# To be done
Show all lines holding the string "this".
[start]
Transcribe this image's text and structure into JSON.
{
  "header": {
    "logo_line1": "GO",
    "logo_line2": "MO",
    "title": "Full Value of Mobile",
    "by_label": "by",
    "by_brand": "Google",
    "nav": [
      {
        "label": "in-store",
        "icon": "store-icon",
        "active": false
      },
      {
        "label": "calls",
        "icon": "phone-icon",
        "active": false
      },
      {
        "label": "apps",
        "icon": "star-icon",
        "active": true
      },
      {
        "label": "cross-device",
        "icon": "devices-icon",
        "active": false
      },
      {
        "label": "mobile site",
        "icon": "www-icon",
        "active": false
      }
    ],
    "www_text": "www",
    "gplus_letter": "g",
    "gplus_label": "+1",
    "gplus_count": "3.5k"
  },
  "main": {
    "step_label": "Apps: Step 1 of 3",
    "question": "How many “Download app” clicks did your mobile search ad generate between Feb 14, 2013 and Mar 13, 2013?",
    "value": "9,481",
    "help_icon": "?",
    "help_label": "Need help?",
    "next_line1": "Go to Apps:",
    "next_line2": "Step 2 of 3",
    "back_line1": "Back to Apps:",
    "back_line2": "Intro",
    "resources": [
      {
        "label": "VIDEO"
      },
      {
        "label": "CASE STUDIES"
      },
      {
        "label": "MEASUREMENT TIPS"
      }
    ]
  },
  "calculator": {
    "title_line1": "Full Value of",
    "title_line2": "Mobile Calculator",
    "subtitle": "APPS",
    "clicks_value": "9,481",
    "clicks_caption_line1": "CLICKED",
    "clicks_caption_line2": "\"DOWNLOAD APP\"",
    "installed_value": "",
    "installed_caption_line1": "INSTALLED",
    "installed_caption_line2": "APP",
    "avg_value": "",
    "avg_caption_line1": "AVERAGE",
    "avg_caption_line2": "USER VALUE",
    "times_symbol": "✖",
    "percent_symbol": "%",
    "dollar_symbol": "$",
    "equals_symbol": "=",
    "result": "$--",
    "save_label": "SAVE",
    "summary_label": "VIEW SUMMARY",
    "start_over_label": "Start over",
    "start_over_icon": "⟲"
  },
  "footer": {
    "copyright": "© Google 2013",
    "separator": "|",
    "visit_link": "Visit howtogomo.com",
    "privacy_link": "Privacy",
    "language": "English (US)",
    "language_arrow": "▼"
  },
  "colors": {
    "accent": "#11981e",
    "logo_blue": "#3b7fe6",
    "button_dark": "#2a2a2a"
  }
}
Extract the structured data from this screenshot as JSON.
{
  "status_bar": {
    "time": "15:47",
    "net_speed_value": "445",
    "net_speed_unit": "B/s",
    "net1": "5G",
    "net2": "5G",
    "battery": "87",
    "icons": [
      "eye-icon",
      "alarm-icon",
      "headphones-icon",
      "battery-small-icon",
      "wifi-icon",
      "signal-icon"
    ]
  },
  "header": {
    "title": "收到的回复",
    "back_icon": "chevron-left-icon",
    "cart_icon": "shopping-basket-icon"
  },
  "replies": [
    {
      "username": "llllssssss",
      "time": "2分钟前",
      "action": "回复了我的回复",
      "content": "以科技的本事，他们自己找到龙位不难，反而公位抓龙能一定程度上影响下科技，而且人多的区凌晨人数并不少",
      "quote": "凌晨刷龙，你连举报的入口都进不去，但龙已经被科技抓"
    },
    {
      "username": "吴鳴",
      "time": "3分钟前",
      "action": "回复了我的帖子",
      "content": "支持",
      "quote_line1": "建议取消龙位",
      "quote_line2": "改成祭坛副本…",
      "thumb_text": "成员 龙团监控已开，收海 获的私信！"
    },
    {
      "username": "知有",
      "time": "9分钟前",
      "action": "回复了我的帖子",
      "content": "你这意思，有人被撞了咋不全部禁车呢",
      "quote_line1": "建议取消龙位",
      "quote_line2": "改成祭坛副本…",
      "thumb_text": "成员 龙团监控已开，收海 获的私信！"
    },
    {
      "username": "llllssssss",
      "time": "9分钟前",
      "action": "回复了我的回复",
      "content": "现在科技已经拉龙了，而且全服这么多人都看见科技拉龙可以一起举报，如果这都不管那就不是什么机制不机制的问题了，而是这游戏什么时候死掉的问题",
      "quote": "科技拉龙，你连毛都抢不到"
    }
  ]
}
[end]
# Full output
Transcribe this image's text and structure into JSON.
Extract the structured data from this screenshot as JSON.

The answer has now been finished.